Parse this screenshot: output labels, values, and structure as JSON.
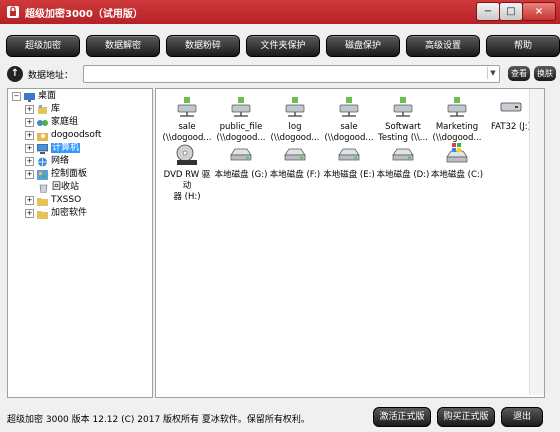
{
  "window": {
    "title": "超级加密3000（试用版）",
    "minimize": "−",
    "restore": "□",
    "close": "×"
  },
  "toolbar": [
    "超级加密",
    "数据解密",
    "数据粉碎",
    "文件夹保护",
    "磁盘保护",
    "高级设置",
    "帮助"
  ],
  "address": {
    "label": "数据地址：",
    "value": "",
    "view_button": "查看",
    "skin_button": "换肤"
  },
  "tree": [
    {
      "label": "桌面",
      "expander": "−"
    },
    {
      "label": "库",
      "expander": "+"
    },
    {
      "label": "家庭组",
      "expander": "+"
    },
    {
      "label": "dogoodsoft",
      "expander": "+"
    },
    {
      "label": "计算机",
      "expander": "+"
    },
    {
      "label": "网络",
      "expander": "+"
    },
    {
      "label": "控制面板",
      "expander": "+"
    },
    {
      "label": "回收站",
      "expander": ""
    },
    {
      "label": "TXSSO",
      "expander": "+"
    },
    {
      "label": "加密软件",
      "expander": "+"
    }
  ],
  "files": [
    {
      "line1": "sale",
      "line2": "(\\\\dogood...",
      "icon": "network-drive-icon"
    },
    {
      "line1": "public_file",
      "line2": "(\\\\dogood...",
      "icon": "network-drive-icon"
    },
    {
      "line1": "log",
      "line2": "(\\\\dogood...",
      "icon": "network-drive-icon"
    },
    {
      "line1": "sale",
      "line2": "(\\\\dogood...",
      "icon": "network-drive-icon"
    },
    {
      "line1": "Softwart",
      "line2": "Testing (\\\\...",
      "icon": "network-drive-icon"
    },
    {
      "line1": "Marketing",
      "line2": "(\\\\dogood...",
      "icon": "network-drive-icon"
    },
    {
      "line1": "FAT32 (J:)",
      "line2": "",
      "icon": "removable-drive-icon"
    },
    {
      "line1": "DVD RW 驱动",
      "line2": "器 (H:)",
      "icon": "dvd-drive-icon"
    },
    {
      "line1": "本地磁盘 (G:)",
      "line2": "",
      "icon": "local-disk-icon"
    },
    {
      "line1": "本地磁盘 (F:)",
      "line2": "",
      "icon": "local-disk-icon"
    },
    {
      "line1": "本地磁盘 (E:)",
      "line2": "",
      "icon": "local-disk-icon"
    },
    {
      "line1": "本地磁盘 (D:)",
      "line2": "",
      "icon": "local-disk-icon"
    },
    {
      "line1": "本地磁盘 (C:)",
      "line2": "",
      "icon": "system-disk-icon"
    }
  ],
  "status": {
    "text": "超级加密 3000  版本 12.12  (C)  2017 版权所有 夏冰软件。保留所有权利。"
  },
  "bottom_buttons": {
    "activate": "激活正式版",
    "buy": "购买正式版",
    "exit": "退出"
  },
  "colors": {
    "title_bar": "#c12c30",
    "button_dark": "#2a2a2a",
    "selection": "#3399ff"
  }
}
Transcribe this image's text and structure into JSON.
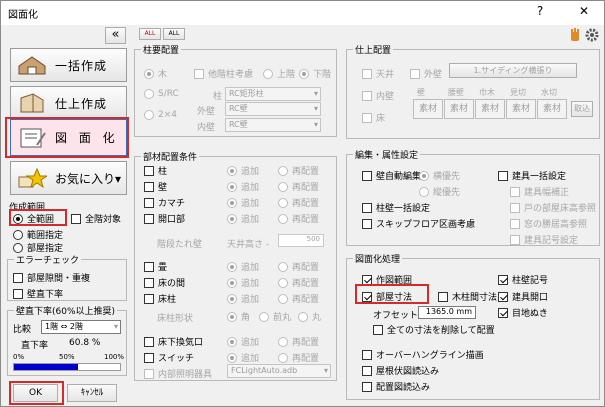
{
  "window": {
    "title": "図面化",
    "help": "?",
    "close": "✕"
  },
  "left": {
    "collapse": "«",
    "buttons": [
      {
        "label": "一括作成"
      },
      {
        "label": "仕上作成"
      },
      {
        "label": "図 面 化"
      },
      {
        "label": "お気に入り▾"
      }
    ],
    "range": {
      "title": "作成範囲",
      "all": "全範囲",
      "all_floors": "全階対象",
      "area": "範囲指定",
      "room": "部屋指定"
    },
    "error": {
      "title": "エラーチェック",
      "overlap": "部屋隙間・重複",
      "drop": "壁直下率"
    },
    "ratio": {
      "title": "壁直下率(60%以上推奨)",
      "compare": "比較",
      "floors": "1階 ⇔ 2階",
      "rate_label": "直下率",
      "rate_value": "60.8 %",
      "p0": "0%",
      "p50": "50%",
      "p100": "100%",
      "fill": 0.608
    },
    "ok": "OK",
    "cancel": "ｷｬﾝｾﾙ"
  },
  "top_icons": {
    "all_on": "ALL",
    "all_off": "ALL"
  },
  "pillar": {
    "title": "柱要配置",
    "wood": "木",
    "other_consider": "他階柱考慮",
    "upper": "上階",
    "lower": "下階",
    "src": "S/RC",
    "col": "柱",
    "col_val": "RC矩形柱",
    "two4": "2×4",
    "outer": "外壁",
    "outer_val": "RC壁",
    "inner": "内壁",
    "inner_val": "RC壁"
  },
  "member": {
    "title": "部材配置条件",
    "rows": [
      {
        "label": "柱",
        "add": "追加",
        "re": "再配置"
      },
      {
        "label": "壁",
        "add": "追加",
        "re": "再配置"
      },
      {
        "label": "カマチ",
        "add": "追加",
        "re": "再配置"
      },
      {
        "label": "開口部",
        "add": "追加",
        "re": "再配置"
      }
    ],
    "hari": "階段たれ壁",
    "tenjo": "天井高さ -",
    "tenjo_val": "500",
    "rows2": [
      {
        "label": "畳",
        "add": "追加",
        "re": "再配置"
      },
      {
        "label": "床の間",
        "add": "追加",
        "re": "再配置"
      },
      {
        "label": "床柱",
        "add": "追加",
        "re": "再配置"
      }
    ],
    "tokobashira": "床柱形状",
    "kaku": "角",
    "maemaru": "前丸",
    "maru": "丸",
    "rows3": [
      {
        "label": "床下換気口",
        "add": "追加",
        "re": "再配置"
      },
      {
        "label": "スイッチ",
        "add": "追加",
        "re": "再配置"
      }
    ],
    "lighting": "内部照明器具",
    "lighting_val": "FCLightAuto.adb"
  },
  "finish": {
    "title": "仕上配置",
    "roof": "天井",
    "outer": "外壁",
    "outer_btn": "1.サイディング横張り",
    "inner": "内壁",
    "floor": "床",
    "cols": [
      "壁",
      "腰壁",
      "巾木",
      "見切",
      "水切"
    ],
    "sozai": "素材",
    "remove": "取込"
  },
  "edit": {
    "title": "編集・属性設定",
    "wall_auto": "壁自動編集",
    "horiz": "横優先",
    "vert": "縦優先",
    "tategu": "建具一括設定",
    "tategu_w": "建具幅補正",
    "toda": "戸の部屋床高参照",
    "madou": "窓の勝居高参照",
    "tategu_no": "建具記号設定",
    "pillar_set": "柱壁一括設定",
    "skip": "スキップフロア区画考慮"
  },
  "draw": {
    "title": "図面化処理",
    "range": "作図範囲",
    "room_dim": "部屋寸法",
    "wood_dim": "木柱間寸法",
    "offset": "オフセット",
    "offset_val": "1365.0 mm",
    "reset": "全ての寸法を削除して配置",
    "overhang": "オーバーハングライン描画",
    "yane": "屋根伏図読込み",
    "haichi": "配置図読込み",
    "pillar_sym": "柱壁記号",
    "opening": "建具開口",
    "eaves": "目地ぬき"
  }
}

----

#### Work to complete:
Leave out the pictures and retype every line above exactly.

#### Response to this task:
Parse this screenshot: output labels, values, and structure as JSON.
{
  "window": {
    "title": "超级加密3000（试用版）",
    "minimize": "−",
    "restore": "□",
    "close": "×"
  },
  "toolbar": [
    "超级加密",
    "数据解密",
    "数据粉碎",
    "文件夹保护",
    "磁盘保护",
    "高级设置",
    "帮助"
  ],
  "address": {
    "label": "数据地址：",
    "value": "",
    "view_button": "查看",
    "skin_button": "换肤"
  },
  "tree": [
    {
      "label": "桌面",
      "expander": "−"
    },
    {
      "label": "库",
      "expander": "+"
    },
    {
      "label": "家庭组",
      "expander": "+"
    },
    {
      "label": "dogoodsoft",
      "expander": "+"
    },
    {
      "label": "计算机",
      "expander": "+"
    },
    {
      "label": "网络",
      "expander": "+"
    },
    {
      "label": "控制面板",
      "expander": "+"
    },
    {
      "label": "回收站",
      "expander": ""
    },
    {
      "label": "TXSSO",
      "expander": "+"
    },
    {
      "label": "加密软件",
      "expander": "+"
    }
  ],
  "files": [
    {
      "line1": "sale",
      "line2": "(\\\\dogood...",
      "icon": "network-drive-icon"
    },
    {
      "line1": "public_file",
      "line2": "(\\\\dogood...",
      "icon": "network-drive-icon"
    },
    {
      "line1": "log",
      "line2": "(\\\\dogood...",
      "icon": "network-drive-icon"
    },
    {
      "line1": "sale",
      "line2": "(\\\\dogood...",
      "icon": "network-drive-icon"
    },
    {
      "line1": "Softwart",
      "line2": "Testing (\\\\...",
      "icon": "network-drive-icon"
    },
    {
      "line1": "Marketing",
      "line2": "(\\\\dogood...",
      "icon": "network-drive-icon"
    },
    {
      "line1": "FAT32 (J:)",
      "line2": "",
      "icon": "removable-drive-icon"
    },
    {
      "line1": "DVD RW 驱动",
      "line2": "器 (H:)",
      "icon": "dvd-drive-icon"
    },
    {
      "line1": "本地磁盘 (G:)",
      "line2": "",
      "icon": "local-disk-icon"
    },
    {
      "line1": "本地磁盘 (F:)",
      "line2": "",
      "icon": "local-disk-icon"
    },
    {
      "line1": "本地磁盘 (E:)",
      "line2": "",
      "icon": "local-disk-icon"
    },
    {
      "line1": "本地磁盘 (D:)",
      "line2": "",
      "icon": "local-disk-icon"
    },
    {
      "line1": "本地磁盘 (C:)",
      "line2": "",
      "icon": "system-disk-icon"
    }
  ],
  "status": {
    "text": "超级加密 3000  版本 12.12  (C)  2017 版权所有 夏冰软件。保留所有权利。"
  },
  "bottom_buttons": {
    "activate": "激活正式版",
    "buy": "购买正式版",
    "exit": "退出"
  },
  "colors": {
    "title_bar": "#c12c30",
    "button_dark": "#2a2a2a",
    "selection": "#3399ff"
  }
}
Transcribe this image's text and structure into JSON.
{
  "window": {
    "title": "図面化",
    "help": "?",
    "close": "✕"
  },
  "left": {
    "collapse": "«",
    "buttons": [
      {
        "label": "一括作成"
      },
      {
        "label": "仕上作成"
      },
      {
        "label": "図 面 化"
      },
      {
        "label": "お気に入り▾"
      }
    ],
    "range": {
      "title": "作成範囲",
      "all": "全範囲",
      "all_floors": "全階対象",
      "area": "範囲指定",
      "room": "部屋指定"
    },
    "error": {
      "title": "エラーチェック",
      "overlap": "部屋隙間・重複",
      "drop": "壁直下率"
    },
    "ratio": {
      "title": "壁直下率(60%以上推奨)",
      "compare": "比較",
      "floors": "1階 ⇔ 2階",
      "rate_label": "直下率",
      "rate_value": "60.8 %",
      "p0": "0%",
      "p50": "50%",
      "p100": "100%",
      "fill": 0.608
    },
    "ok": "OK",
    "cancel": "ｷｬﾝｾﾙ"
  },
  "top_icons": {
    "all_on": "ALL",
    "all_off": "ALL"
  },
  "pillar": {
    "title": "柱要配置",
    "wood": "木",
    "other_consider": "他階柱考慮",
    "upper": "上階",
    "lower": "下階",
    "src": "S/RC",
    "col": "柱",
    "col_val": "RC矩形柱",
    "two4": "2×4",
    "outer": "外壁",
    "outer_val": "RC壁",
    "inner": "内壁",
    "inner_val": "RC壁"
  },
  "member": {
    "title": "部材配置条件",
    "rows": [
      {
        "label": "柱",
        "add": "追加",
        "re": "再配置"
      },
      {
        "label": "壁",
        "add": "追加",
        "re": "再配置"
      },
      {
        "label": "カマチ",
        "add": "追加",
        "re": "再配置"
      },
      {
        "label": "開口部",
        "add": "追加",
        "re": "再配置"
      }
    ],
    "hari": "階段たれ壁",
    "tenjo": "天井高さ -",
    "tenjo_val": "500",
    "rows2": [
      {
        "label": "畳",
        "add": "追加",
        "re": "再配置"
      },
      {
        "label": "床の間",
        "add": "追加",
        "re": "再配置"
      },
      {
        "label": "床柱",
        "add": "追加",
        "re": "再配置"
      }
    ],
    "tokobashira": "床柱形状",
    "kaku": "角",
    "maemaru": "前丸",
    "maru": "丸",
    "rows3": [
      {
        "label": "床下換気口",
        "add": "追加",
        "re": "再配置"
      },
      {
        "label": "スイッチ",
        "add": "追加",
        "re": "再配置"
      }
    ],
    "lighting": "内部照明器具",
    "lighting_val": "FCLightAuto.adb"
  },
  "finish": {
    "title": "仕上配置",
    "roof": "天井",
    "outer": "外壁",
    "outer_btn": "1.サイディング横張り",
    "inner": "内壁",
    "floor": "床",
    "cols": [
      "壁",
      "腰壁",
      "巾木",
      "見切",
      "水切"
    ],
    "sozai": "素材",
    "remove": "取込"
  },
  "edit": {
    "title": "編集・属性設定",
    "wall_auto": "壁自動編集",
    "horiz": "横優先",
    "vert": "縦優先",
    "tategu": "建具一括設定",
    "tategu_w": "建具幅補正",
    "toda": "戸の部屋床高参照",
    "madou": "窓の勝居高参照",
    "tategu_no": "建具記号設定",
    "pillar_set": "柱壁一括設定",
    "skip": "スキップフロア区画考慮"
  },
  "draw": {
    "title": "図面化処理",
    "range": "作図範囲",
    "room_dim": "部屋寸法",
    "wood_dim": "木柱間寸法",
    "offset": "オフセット",
    "offset_val": "1365.0 mm",
    "reset": "全ての寸法を削除して配置",
    "overhang": "オーバーハングライン描画",
    "yane": "屋根伏図読込み",
    "haichi": "配置図読込み",
    "pillar_sym": "柱壁記号",
    "opening": "建具開口",
    "eaves": "目地ぬき"
  }
}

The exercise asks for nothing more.